• [Exercise prompt]: Exactly as written, please set down all of the entries again, with no pictures.
## Start Entries provided
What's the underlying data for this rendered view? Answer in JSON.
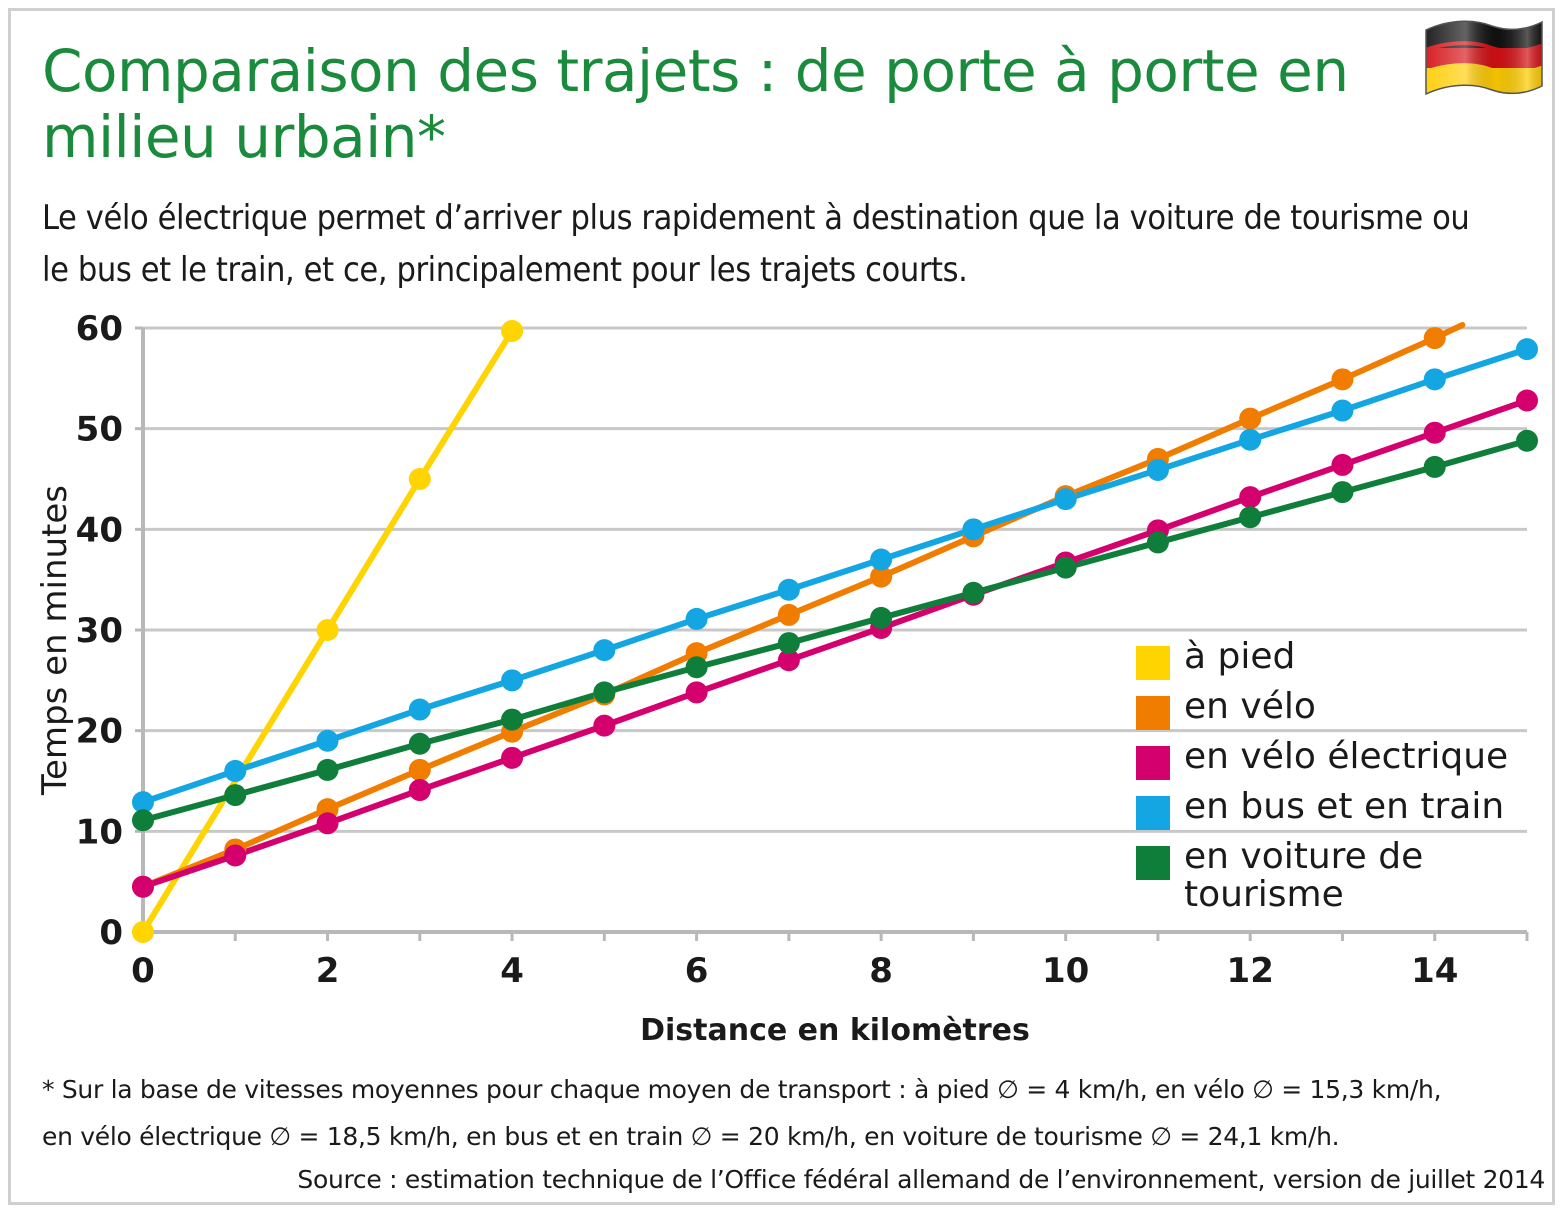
{
  "header": {
    "title": "Comparaison des trajets : de porte à porte en milieu urbain*",
    "subtitle": "Le vélo électrique permet d’arriver plus rapidement à destination que la voiture de tourisme ou le bus et le train, et ce, principalement pour les trajets courts.",
    "flag_icon": "germany-flag-icon"
  },
  "chart_data": {
    "type": "line",
    "title": "Comparaison des trajets : de porte à porte en milieu urbain*",
    "xlabel": "Distance en kilomètres",
    "ylabel": "Temps en minutes",
    "xlim": [
      0,
      15
    ],
    "ylim": [
      0,
      60
    ],
    "xticks": [
      0,
      2,
      4,
      6,
      8,
      10,
      12,
      14
    ],
    "yticks": [
      0,
      10,
      20,
      30,
      40,
      50,
      60
    ],
    "grid": "horizontal",
    "legend_position": "right",
    "series": [
      {
        "name": "à pied",
        "color": "#ffd400",
        "x": [
          0,
          2,
          3,
          4
        ],
        "y": [
          0,
          30,
          45,
          59.7
        ]
      },
      {
        "name": "en vélo",
        "color": "#f07d00",
        "x": [
          0,
          1,
          2,
          3,
          4,
          5,
          6,
          7,
          8,
          9,
          10,
          11,
          12,
          13,
          14
        ],
        "y": [
          4.5,
          8.2,
          12.2,
          16.1,
          19.9,
          23.6,
          27.7,
          31.5,
          35.3,
          39.3,
          43.3,
          47,
          51,
          54.9,
          59
        ],
        "extends_to_x": 14.3,
        "extends_to_y": 60.3
      },
      {
        "name": "en vélo électrique",
        "color": "#d4006e",
        "x": [
          0,
          1,
          2,
          3,
          4,
          5,
          6,
          7,
          8,
          9,
          10,
          11,
          12,
          13,
          14,
          15
        ],
        "y": [
          4.5,
          7.6,
          10.8,
          14.1,
          17.3,
          20.5,
          23.8,
          27,
          30.2,
          33.5,
          36.7,
          39.9,
          43.2,
          46.4,
          49.6,
          52.8
        ]
      },
      {
        "name": "en bus et en train",
        "color": "#13a6e3",
        "x": [
          0,
          1,
          2,
          3,
          4,
          5,
          6,
          7,
          8,
          9,
          10,
          11,
          12,
          13,
          14,
          15
        ],
        "y": [
          12.9,
          16,
          19,
          22.1,
          25,
          28,
          31.1,
          34,
          37,
          40,
          43,
          45.9,
          48.9,
          51.8,
          54.9,
          57.9
        ]
      },
      {
        "name": "en voiture de tourisme",
        "color": "#0f7e3a",
        "x": [
          0,
          1,
          2,
          3,
          4,
          5,
          6,
          7,
          8,
          9,
          10,
          11,
          12,
          13,
          14,
          15
        ],
        "y": [
          11.1,
          13.6,
          16.1,
          18.7,
          21.1,
          23.8,
          26.3,
          28.7,
          31.2,
          33.7,
          36.2,
          38.7,
          41.2,
          43.7,
          46.2,
          48.8
        ]
      }
    ]
  },
  "footnote": {
    "line1": "* Sur la base de vitesses moyennes pour chaque moyen de transport : à pied ∅ = 4 km/h, en vélo ∅ = 15,3 km/h,",
    "line2": "en vélo électrique ∅ = 18,5 km/h, en bus et en train ∅ = 20 km/h, en voiture de tourisme ∅ = 24,1 km/h.",
    "source": "Source : estimation technique de l’Office fédéral allemand de l’environnement, version de juillet 2014"
  }
}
## End Entries provided
• [Response to this exercise]:
What's the underlying data for this rendered view? Answer in JSON.
{
  "header": {
    "title": "Comparaison des trajets : de porte à porte en milieu urbain*",
    "subtitle": "Le vélo électrique permet d’arriver plus rapidement à destination que la voiture de tourisme ou le bus et le train, et ce, principalement pour les trajets courts.",
    "flag_icon": "germany-flag-icon"
  },
  "chart_data": {
    "type": "line",
    "title": "Comparaison des trajets : de porte à porte en milieu urbain*",
    "xlabel": "Distance en kilomètres",
    "ylabel": "Temps en minutes",
    "xlim": [
      0,
      15
    ],
    "ylim": [
      0,
      60
    ],
    "xticks": [
      0,
      2,
      4,
      6,
      8,
      10,
      12,
      14
    ],
    "yticks": [
      0,
      10,
      20,
      30,
      40,
      50,
      60
    ],
    "grid": "horizontal",
    "legend_position": "right",
    "series": [
      {
        "name": "à pied",
        "color": "#ffd400",
        "x": [
          0,
          2,
          3,
          4
        ],
        "y": [
          0,
          30,
          45,
          59.7
        ]
      },
      {
        "name": "en vélo",
        "color": "#f07d00",
        "x": [
          0,
          1,
          2,
          3,
          4,
          5,
          6,
          7,
          8,
          9,
          10,
          11,
          12,
          13,
          14
        ],
        "y": [
          4.5,
          8.2,
          12.2,
          16.1,
          19.9,
          23.6,
          27.7,
          31.5,
          35.3,
          39.3,
          43.3,
          47,
          51,
          54.9,
          59
        ],
        "extends_to_x": 14.3,
        "extends_to_y": 60.3
      },
      {
        "name": "en vélo électrique",
        "color": "#d4006e",
        "x": [
          0,
          1,
          2,
          3,
          4,
          5,
          6,
          7,
          8,
          9,
          10,
          11,
          12,
          13,
          14,
          15
        ],
        "y": [
          4.5,
          7.6,
          10.8,
          14.1,
          17.3,
          20.5,
          23.8,
          27,
          30.2,
          33.5,
          36.7,
          39.9,
          43.2,
          46.4,
          49.6,
          52.8
        ]
      },
      {
        "name": "en bus et en train",
        "color": "#13a6e3",
        "x": [
          0,
          1,
          2,
          3,
          4,
          5,
          6,
          7,
          8,
          9,
          10,
          11,
          12,
          13,
          14,
          15
        ],
        "y": [
          12.9,
          16,
          19,
          22.1,
          25,
          28,
          31.1,
          34,
          37,
          40,
          43,
          45.9,
          48.9,
          51.8,
          54.9,
          57.9
        ]
      },
      {
        "name": "en voiture de tourisme",
        "color": "#0f7e3a",
        "x": [
          0,
          1,
          2,
          3,
          4,
          5,
          6,
          7,
          8,
          9,
          10,
          11,
          12,
          13,
          14,
          15
        ],
        "y": [
          11.1,
          13.6,
          16.1,
          18.7,
          21.1,
          23.8,
          26.3,
          28.7,
          31.2,
          33.7,
          36.2,
          38.7,
          41.2,
          43.7,
          46.2,
          48.8
        ]
      }
    ]
  },
  "footnote": {
    "line1": "* Sur la base de vitesses moyennes pour chaque moyen de transport : à pied ∅ = 4 km/h, en vélo ∅ = 15,3 km/h,",
    "line2": "en vélo électrique ∅ = 18,5 km/h, en bus et en train ∅ = 20 km/h, en voiture de tourisme ∅ = 24,1 km/h.",
    "source": "Source : estimation technique de l’Office fédéral allemand de l’environnement, version de juillet 2014"
  }
}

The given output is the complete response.